Leave out the pictures and restate the rest of the data exactly.

▽

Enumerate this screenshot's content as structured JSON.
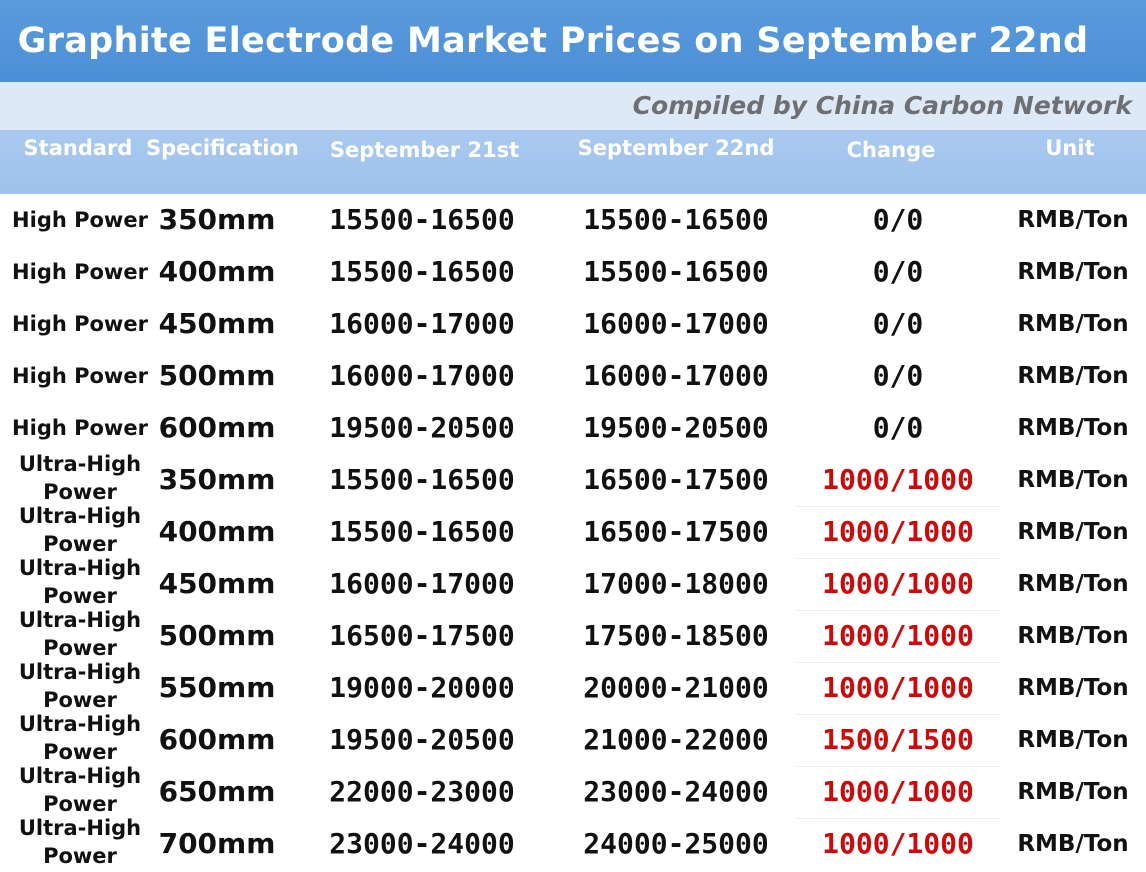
{
  "header": {
    "title": "Graphite Electrode Market Prices on September 22nd",
    "subtitle": "Compiled by China Carbon Network"
  },
  "colors": {
    "title_bg": "#4b8fd6",
    "subtitle_bg": "#dde9f6",
    "header_bg": "#a3c6ee",
    "increase_text": "#cc0a0a"
  },
  "chart_data": {
    "type": "table",
    "title": "Graphite Electrode Market Prices on September 22nd",
    "subtitle": "Compiled by China Carbon Network",
    "columns": [
      "Standard",
      "Specification",
      "September 21st",
      "September 22nd",
      "Change",
      "Unit"
    ],
    "rows": [
      [
        "High Power",
        "350mm",
        "15500-16500",
        "15500-16500",
        "0/0",
        "RMB/Ton"
      ],
      [
        "High Power",
        "400mm",
        "15500-16500",
        "15500-16500",
        "0/0",
        "RMB/Ton"
      ],
      [
        "High Power",
        "450mm",
        "16000-17000",
        "16000-17000",
        "0/0",
        "RMB/Ton"
      ],
      [
        "High Power",
        "500mm",
        "16000-17000",
        "16000-17000",
        "0/0",
        "RMB/Ton"
      ],
      [
        "High Power",
        "600mm",
        "19500-20500",
        "19500-20500",
        "0/0",
        "RMB/Ton"
      ],
      [
        "Ultra-High Power",
        "350mm",
        "15500-16500",
        "16500-17500",
        "1000/1000",
        "RMB/Ton"
      ],
      [
        "Ultra-High Power",
        "400mm",
        "15500-16500",
        "16500-17500",
        "1000/1000",
        "RMB/Ton"
      ],
      [
        "Ultra-High Power",
        "450mm",
        "16000-17000",
        "17000-18000",
        "1000/1000",
        "RMB/Ton"
      ],
      [
        "Ultra-High Power",
        "500mm",
        "16500-17500",
        "17500-18500",
        "1000/1000",
        "RMB/Ton"
      ],
      [
        "Ultra-High Power",
        "550mm",
        "19000-20000",
        "20000-21000",
        "1000/1000",
        "RMB/Ton"
      ],
      [
        "Ultra-High Power",
        "600mm",
        "19500-20500",
        "21000-22000",
        "1500/1500",
        "RMB/Ton"
      ],
      [
        "Ultra-High Power",
        "650mm",
        "22000-23000",
        "23000-24000",
        "1000/1000",
        "RMB/Ton"
      ],
      [
        "Ultra-High Power",
        "700mm",
        "23000-24000",
        "24000-25000",
        "1000/1000",
        "RMB/Ton"
      ]
    ]
  }
}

△

**The output**
Enumerate this screenshot's content as structured JSON.
{
  "header": {
    "title": "Graphite Electrode Market Prices on September 22nd",
    "subtitle": "Compiled by China Carbon Network"
  },
  "colors": {
    "title_bg": "#4b8fd6",
    "subtitle_bg": "#dde9f6",
    "header_bg": "#a3c6ee",
    "increase_text": "#cc0a0a"
  },
  "chart_data": {
    "type": "table",
    "title": "Graphite Electrode Market Prices on September 22nd",
    "subtitle": "Compiled by China Carbon Network",
    "columns": [
      "Standard",
      "Specification",
      "September 21st",
      "September 22nd",
      "Change",
      "Unit"
    ],
    "rows": [
      [
        "High Power",
        "350mm",
        "15500-16500",
        "15500-16500",
        "0/0",
        "RMB/Ton"
      ],
      [
        "High Power",
        "400mm",
        "15500-16500",
        "15500-16500",
        "0/0",
        "RMB/Ton"
      ],
      [
        "High Power",
        "450mm",
        "16000-17000",
        "16000-17000",
        "0/0",
        "RMB/Ton"
      ],
      [
        "High Power",
        "500mm",
        "16000-17000",
        "16000-17000",
        "0/0",
        "RMB/Ton"
      ],
      [
        "High Power",
        "600mm",
        "19500-20500",
        "19500-20500",
        "0/0",
        "RMB/Ton"
      ],
      [
        "Ultra-High Power",
        "350mm",
        "15500-16500",
        "16500-17500",
        "1000/1000",
        "RMB/Ton"
      ],
      [
        "Ultra-High Power",
        "400mm",
        "15500-16500",
        "16500-17500",
        "1000/1000",
        "RMB/Ton"
      ],
      [
        "Ultra-High Power",
        "450mm",
        "16000-17000",
        "17000-18000",
        "1000/1000",
        "RMB/Ton"
      ],
      [
        "Ultra-High Power",
        "500mm",
        "16500-17500",
        "17500-18500",
        "1000/1000",
        "RMB/Ton"
      ],
      [
        "Ultra-High Power",
        "550mm",
        "19000-20000",
        "20000-21000",
        "1000/1000",
        "RMB/Ton"
      ],
      [
        "Ultra-High Power",
        "600mm",
        "19500-20500",
        "21000-22000",
        "1500/1500",
        "RMB/Ton"
      ],
      [
        "Ultra-High Power",
        "650mm",
        "22000-23000",
        "23000-24000",
        "1000/1000",
        "RMB/Ton"
      ],
      [
        "Ultra-High Power",
        "700mm",
        "23000-24000",
        "24000-25000",
        "1000/1000",
        "RMB/Ton"
      ]
    ]
  }
}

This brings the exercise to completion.